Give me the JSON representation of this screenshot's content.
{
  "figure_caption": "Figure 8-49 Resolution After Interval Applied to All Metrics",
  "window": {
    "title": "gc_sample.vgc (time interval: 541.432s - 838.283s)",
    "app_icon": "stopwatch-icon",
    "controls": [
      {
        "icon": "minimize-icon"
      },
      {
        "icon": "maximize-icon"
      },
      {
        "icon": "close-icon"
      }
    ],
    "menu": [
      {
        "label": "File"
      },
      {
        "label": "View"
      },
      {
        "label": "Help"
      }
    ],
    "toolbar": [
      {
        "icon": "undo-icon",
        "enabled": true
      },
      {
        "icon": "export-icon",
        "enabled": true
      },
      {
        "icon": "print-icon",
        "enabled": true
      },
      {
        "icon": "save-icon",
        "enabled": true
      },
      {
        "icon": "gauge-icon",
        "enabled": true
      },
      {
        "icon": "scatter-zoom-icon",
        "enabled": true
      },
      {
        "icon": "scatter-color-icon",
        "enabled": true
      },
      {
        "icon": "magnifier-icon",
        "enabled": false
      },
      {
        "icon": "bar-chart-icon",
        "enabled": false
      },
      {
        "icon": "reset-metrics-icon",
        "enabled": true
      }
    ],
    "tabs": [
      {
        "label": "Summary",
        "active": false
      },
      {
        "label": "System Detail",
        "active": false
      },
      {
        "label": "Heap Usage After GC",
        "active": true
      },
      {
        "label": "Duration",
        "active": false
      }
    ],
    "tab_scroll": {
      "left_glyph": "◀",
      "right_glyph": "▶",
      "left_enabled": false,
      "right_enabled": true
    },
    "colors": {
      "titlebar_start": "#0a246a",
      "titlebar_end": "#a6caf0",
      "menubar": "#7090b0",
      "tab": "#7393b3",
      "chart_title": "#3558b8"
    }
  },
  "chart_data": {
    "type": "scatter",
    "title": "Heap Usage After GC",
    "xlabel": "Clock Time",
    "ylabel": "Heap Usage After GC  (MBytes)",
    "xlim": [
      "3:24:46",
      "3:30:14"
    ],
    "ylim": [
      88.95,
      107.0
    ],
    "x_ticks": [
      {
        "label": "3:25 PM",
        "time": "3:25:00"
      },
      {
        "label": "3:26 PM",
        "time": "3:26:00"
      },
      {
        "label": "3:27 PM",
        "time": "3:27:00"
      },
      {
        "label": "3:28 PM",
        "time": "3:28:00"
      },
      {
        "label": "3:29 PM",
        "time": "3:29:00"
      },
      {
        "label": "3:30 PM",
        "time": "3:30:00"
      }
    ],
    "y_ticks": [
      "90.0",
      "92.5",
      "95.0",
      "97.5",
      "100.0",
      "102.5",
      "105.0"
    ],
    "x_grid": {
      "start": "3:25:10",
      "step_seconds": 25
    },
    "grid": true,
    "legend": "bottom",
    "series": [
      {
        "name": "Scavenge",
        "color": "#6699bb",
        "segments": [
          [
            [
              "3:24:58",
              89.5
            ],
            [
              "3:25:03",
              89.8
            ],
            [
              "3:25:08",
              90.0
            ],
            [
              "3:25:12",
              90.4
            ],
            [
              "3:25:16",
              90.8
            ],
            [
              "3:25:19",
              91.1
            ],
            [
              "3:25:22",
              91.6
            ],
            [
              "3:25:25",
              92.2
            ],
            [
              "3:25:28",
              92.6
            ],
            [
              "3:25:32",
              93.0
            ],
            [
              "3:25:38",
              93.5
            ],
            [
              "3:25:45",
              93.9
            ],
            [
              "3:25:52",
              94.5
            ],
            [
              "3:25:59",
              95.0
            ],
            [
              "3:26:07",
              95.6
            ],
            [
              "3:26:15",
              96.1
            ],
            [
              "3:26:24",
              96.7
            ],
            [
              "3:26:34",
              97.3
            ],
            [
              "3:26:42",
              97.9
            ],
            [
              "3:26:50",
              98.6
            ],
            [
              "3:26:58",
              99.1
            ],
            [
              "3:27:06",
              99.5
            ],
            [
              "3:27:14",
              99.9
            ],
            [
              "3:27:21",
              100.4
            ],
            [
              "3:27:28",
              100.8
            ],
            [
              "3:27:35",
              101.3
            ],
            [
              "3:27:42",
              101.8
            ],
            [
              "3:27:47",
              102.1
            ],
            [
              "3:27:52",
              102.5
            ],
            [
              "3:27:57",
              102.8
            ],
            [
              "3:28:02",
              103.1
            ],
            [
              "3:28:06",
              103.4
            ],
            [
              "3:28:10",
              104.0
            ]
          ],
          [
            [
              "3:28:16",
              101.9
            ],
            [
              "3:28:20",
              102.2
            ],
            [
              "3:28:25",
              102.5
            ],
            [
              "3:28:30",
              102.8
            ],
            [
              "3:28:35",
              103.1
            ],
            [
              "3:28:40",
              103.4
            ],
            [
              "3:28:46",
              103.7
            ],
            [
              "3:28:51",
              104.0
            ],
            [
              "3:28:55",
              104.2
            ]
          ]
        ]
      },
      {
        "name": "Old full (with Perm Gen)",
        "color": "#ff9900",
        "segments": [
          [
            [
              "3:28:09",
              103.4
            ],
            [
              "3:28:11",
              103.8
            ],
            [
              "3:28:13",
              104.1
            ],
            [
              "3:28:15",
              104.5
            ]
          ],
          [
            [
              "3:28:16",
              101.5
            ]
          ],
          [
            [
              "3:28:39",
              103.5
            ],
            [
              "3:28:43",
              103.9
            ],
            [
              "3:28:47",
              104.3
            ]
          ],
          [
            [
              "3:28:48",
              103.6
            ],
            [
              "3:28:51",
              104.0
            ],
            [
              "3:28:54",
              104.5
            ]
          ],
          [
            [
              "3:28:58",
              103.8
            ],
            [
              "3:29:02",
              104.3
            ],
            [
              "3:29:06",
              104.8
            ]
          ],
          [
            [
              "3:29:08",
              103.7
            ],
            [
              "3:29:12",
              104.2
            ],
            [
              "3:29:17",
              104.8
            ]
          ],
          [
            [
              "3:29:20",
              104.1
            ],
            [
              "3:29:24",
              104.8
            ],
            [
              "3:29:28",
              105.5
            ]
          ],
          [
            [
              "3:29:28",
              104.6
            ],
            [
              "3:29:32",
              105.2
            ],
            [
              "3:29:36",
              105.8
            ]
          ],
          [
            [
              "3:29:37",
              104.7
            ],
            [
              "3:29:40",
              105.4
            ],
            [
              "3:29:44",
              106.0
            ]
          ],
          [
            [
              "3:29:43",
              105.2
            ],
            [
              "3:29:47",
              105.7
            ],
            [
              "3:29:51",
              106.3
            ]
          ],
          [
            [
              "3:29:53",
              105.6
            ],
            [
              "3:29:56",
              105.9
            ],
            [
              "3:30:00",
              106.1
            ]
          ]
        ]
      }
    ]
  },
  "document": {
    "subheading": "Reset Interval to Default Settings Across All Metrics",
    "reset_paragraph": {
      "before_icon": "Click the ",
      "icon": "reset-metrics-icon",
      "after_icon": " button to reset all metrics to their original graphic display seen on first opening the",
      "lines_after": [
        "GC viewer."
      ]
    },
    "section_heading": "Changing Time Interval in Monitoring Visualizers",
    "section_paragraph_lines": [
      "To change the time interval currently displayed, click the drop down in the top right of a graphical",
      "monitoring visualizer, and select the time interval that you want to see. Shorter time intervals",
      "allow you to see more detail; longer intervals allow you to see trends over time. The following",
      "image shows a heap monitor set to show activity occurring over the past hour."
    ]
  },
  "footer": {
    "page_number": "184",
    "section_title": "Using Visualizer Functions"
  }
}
::::
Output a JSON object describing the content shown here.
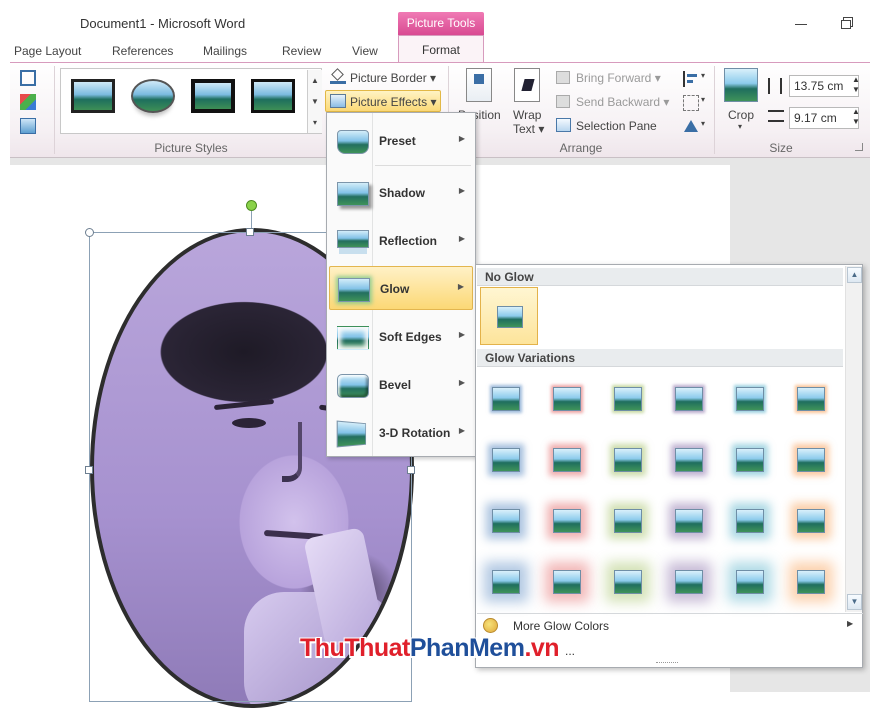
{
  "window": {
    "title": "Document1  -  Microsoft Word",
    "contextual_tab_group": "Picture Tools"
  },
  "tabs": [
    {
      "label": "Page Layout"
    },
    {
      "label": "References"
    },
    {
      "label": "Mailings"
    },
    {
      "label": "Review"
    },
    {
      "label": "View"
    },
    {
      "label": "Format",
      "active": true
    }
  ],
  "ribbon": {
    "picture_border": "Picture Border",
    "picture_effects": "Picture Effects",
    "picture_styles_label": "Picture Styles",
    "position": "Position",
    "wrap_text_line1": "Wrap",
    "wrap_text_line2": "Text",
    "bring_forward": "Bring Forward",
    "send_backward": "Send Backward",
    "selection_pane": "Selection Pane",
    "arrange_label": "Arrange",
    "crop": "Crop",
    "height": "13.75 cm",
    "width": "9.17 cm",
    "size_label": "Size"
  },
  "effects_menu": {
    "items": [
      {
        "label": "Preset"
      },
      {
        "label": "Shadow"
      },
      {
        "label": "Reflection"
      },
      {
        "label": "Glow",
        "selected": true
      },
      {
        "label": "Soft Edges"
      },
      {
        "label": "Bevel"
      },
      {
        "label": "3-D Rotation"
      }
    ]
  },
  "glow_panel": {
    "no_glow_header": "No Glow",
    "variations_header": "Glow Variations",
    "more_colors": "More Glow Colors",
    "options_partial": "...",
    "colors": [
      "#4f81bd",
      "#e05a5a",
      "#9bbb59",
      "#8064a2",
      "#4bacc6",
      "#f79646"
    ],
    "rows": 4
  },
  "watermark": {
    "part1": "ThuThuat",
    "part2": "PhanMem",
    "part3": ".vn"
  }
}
::::
Collect every line above that contains the word "intervals".

      "monitoring visualizer, and select the time interval that you want to see. Shorter time intervals",
      "allow you to see more detail; longer intervals allow you to see trends over time. The following",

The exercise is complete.